• [WHAT TO DO] In the data below, find every line with the string "this" and pull it out.

[Items from a dataset]
%%
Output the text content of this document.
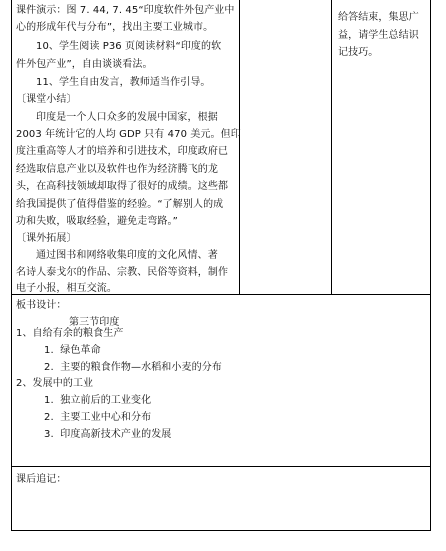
课件演示：图 7. 44, 7. 45“印度软件外包产业中
心的形成年代与分布”，找出主要工业城市。
10、学生阅读 P36 页阅读材料“印度的软
件外包产业”，自由谈谈看法。
11、学生自由发言，教师适当作引导。
〔课堂小结〕
印度是一个人口众多的发展中国家，根据
2003 年统计它的人均 GDP 只有 470 美元。但印
度注重高等人才的培养和引进技术，印度政府已
经选取信息产业以及软件也作为经济腾飞的龙
头，在高科技领域却取得了很好的成绩。这些都
给我国提供了值得借鉴的经验。“了解别人的成
功和失败，吸取经验，避免走弯路。”
〔课外拓展〕
通过图书和网络收集印度的文化风情、著
名诗人泰戈尔的作品、宗教、民俗等资料，制作
电子小报，相互交流。
给答结束，集思广
益，请学生总结识
记技巧。
板书设计：
第三节印度
1、自给有余的粮食生产
1.  绿色革命
2.  主要的粮食作物—水稻和小麦的分布
2、发展中的工业
1.  独立前后的工业变化
2.  主要工业中心和分布
3.  印度高新技术产业的发展
课后追记：
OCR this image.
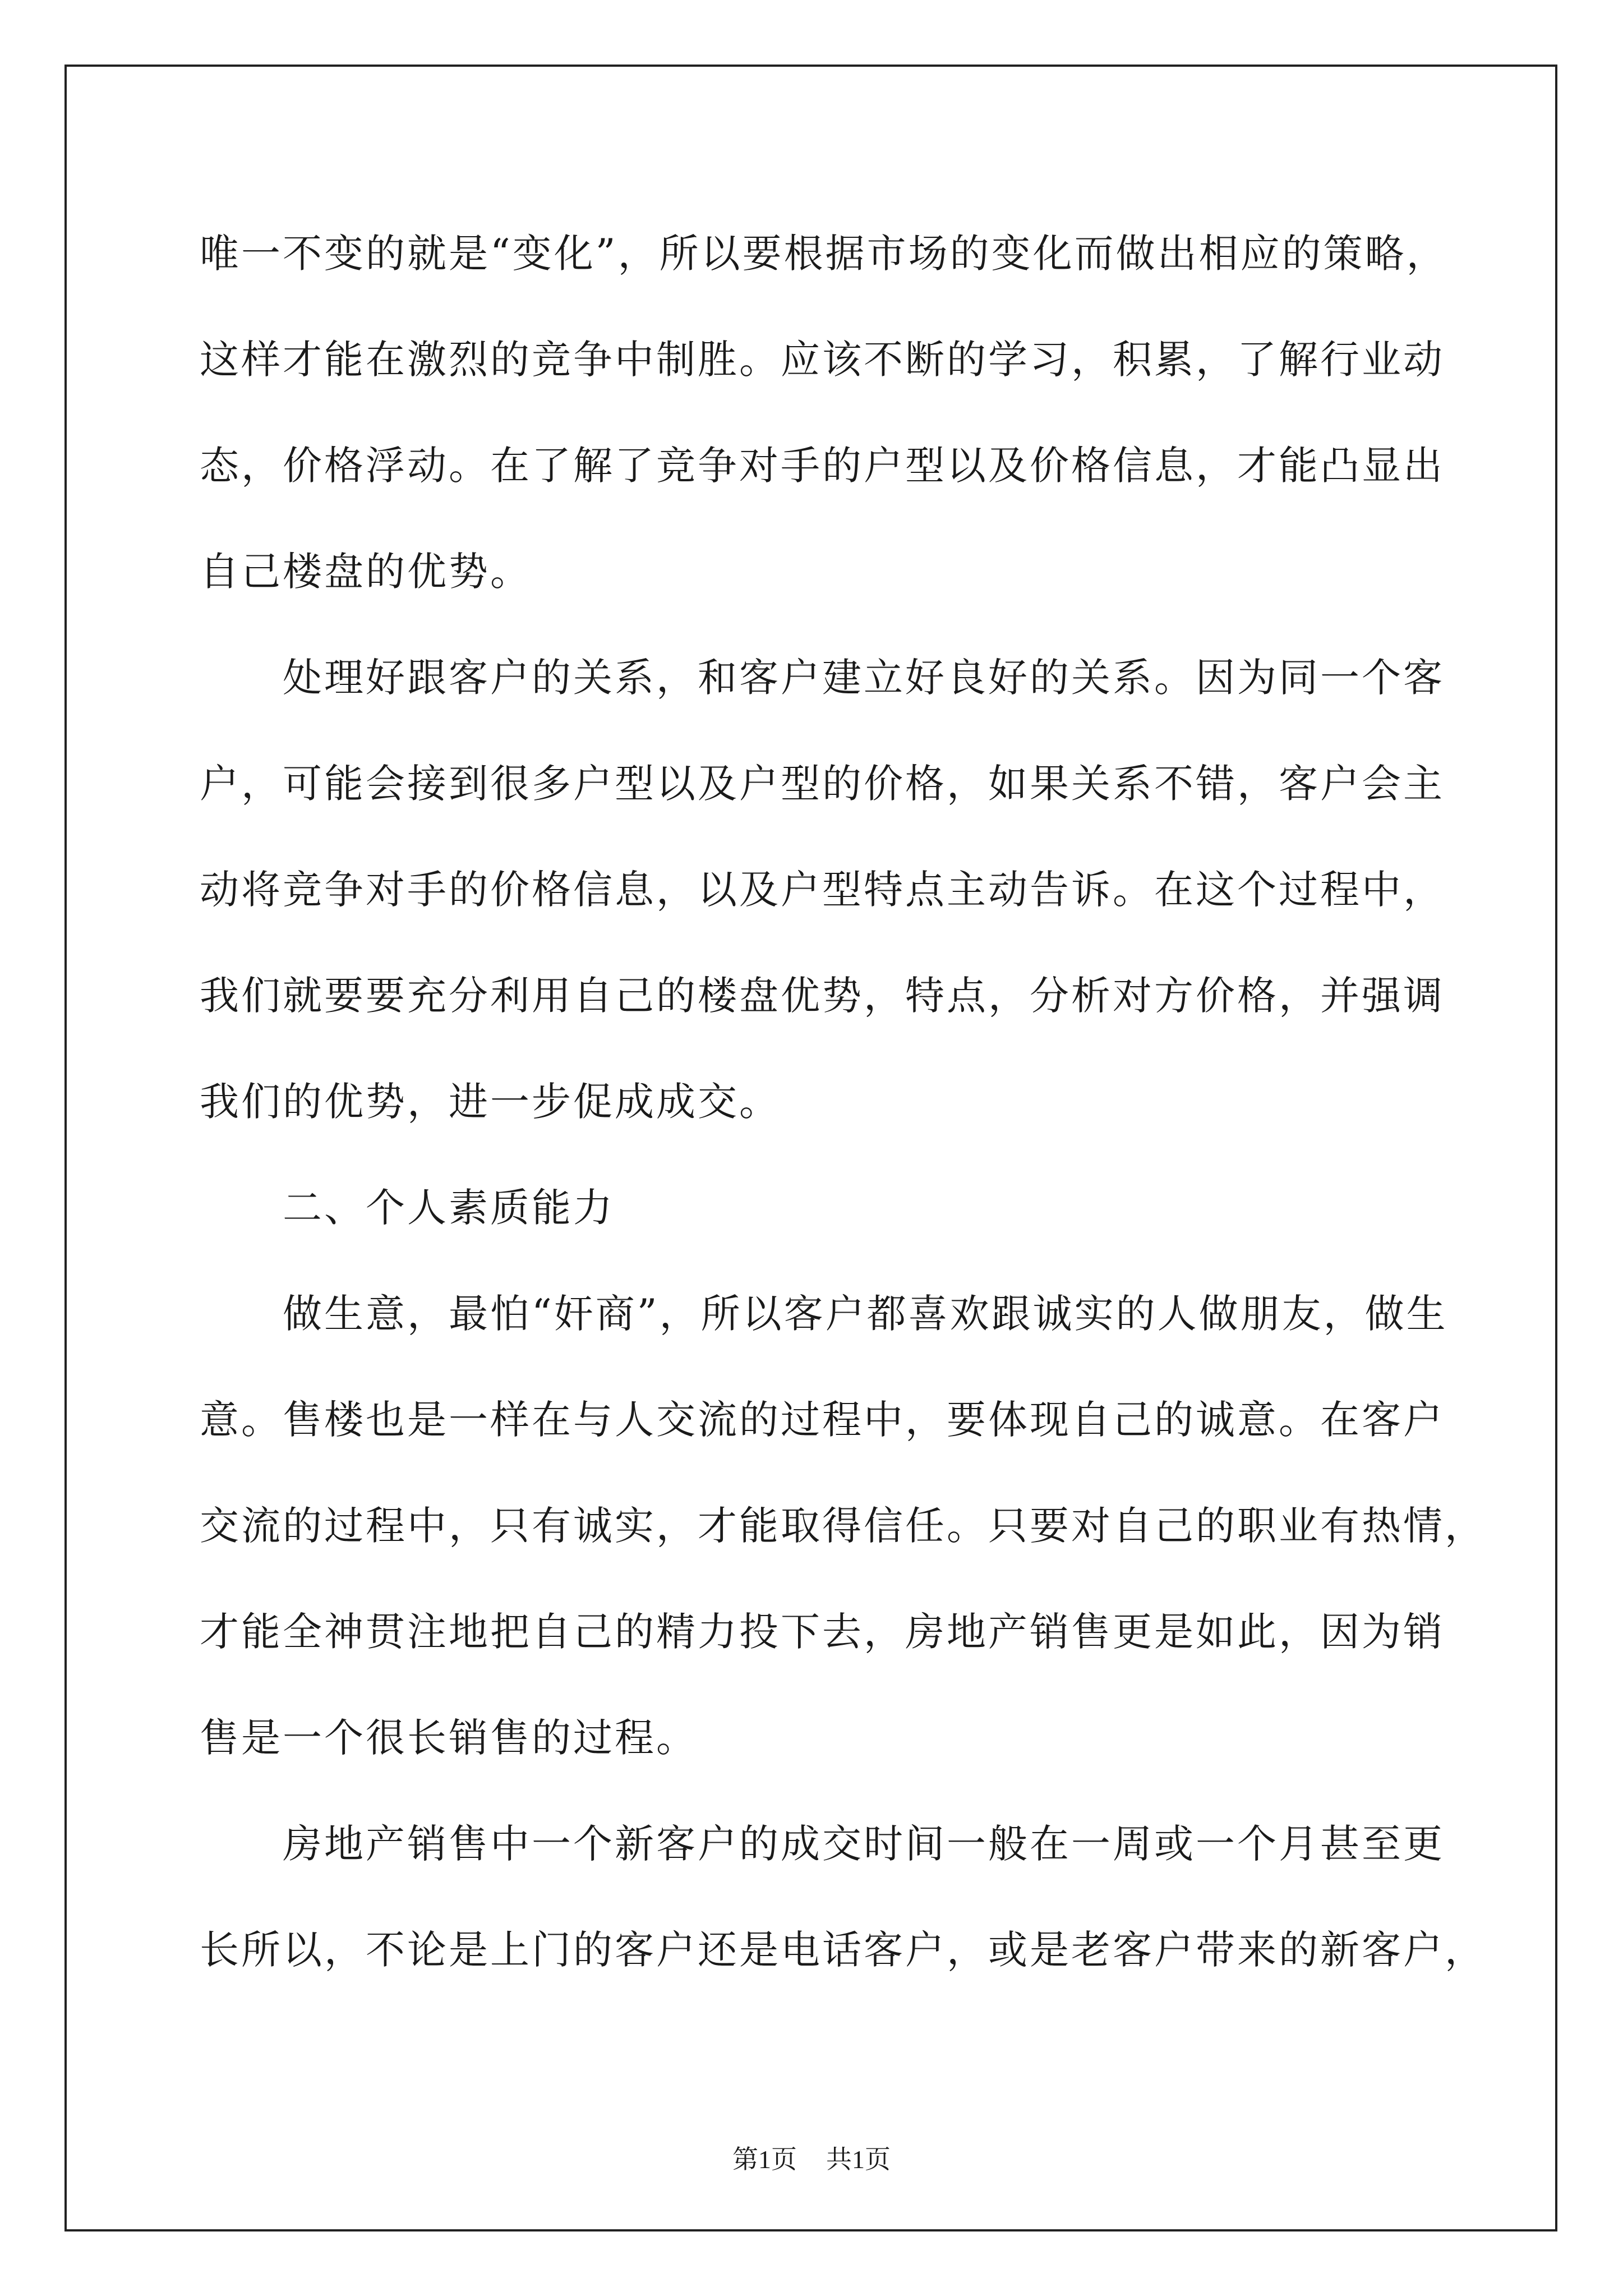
唯一不变的就是“变化”，所以要根据市场的变化而做出相应的策略，
这样才能在激烈的竞争中制胜。应该不断的学习，积累，了解行业动
态，价格浮动。在了解了竞争对手的户型以及价格信息，才能凸显出
自己楼盘的优势。

处理好跟客户的关系，和客户建立好良好的关系。因为同一个客
户，可能会接到很多户型以及户型的价格，如果关系不错，客户会主
动将竞争对手的价格信息，以及户型特点主动告诉。在这个过程中，
我们就要要充分利用自己的楼盘优势，特点，分析对方价格，并强调
我们的优势，进一步促成成交。

二、个人素质能力

做生意，最怕“奸商”，所以客户都喜欢跟诚实的人做朋友，做生
意。售楼也是一样在与人交流的过程中，要体现自己的诚意。在客户
交流的过程中，只有诚实，才能取得信任。只要对自己的职业有热情，
才能全神贯注地把自己的精力投下去，房地产销售更是如此，因为销
售是一个很长销售的过程。

房地产销售中一个新客户的成交时间一般在一周或一个月甚至更
长所以，不论是上门的客户还是电话客户，或是老客户带来的新客户，

第1页 共1页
%%
• [OUTPUT OF THE TASK]
Output the text content of this document.
OCR this image.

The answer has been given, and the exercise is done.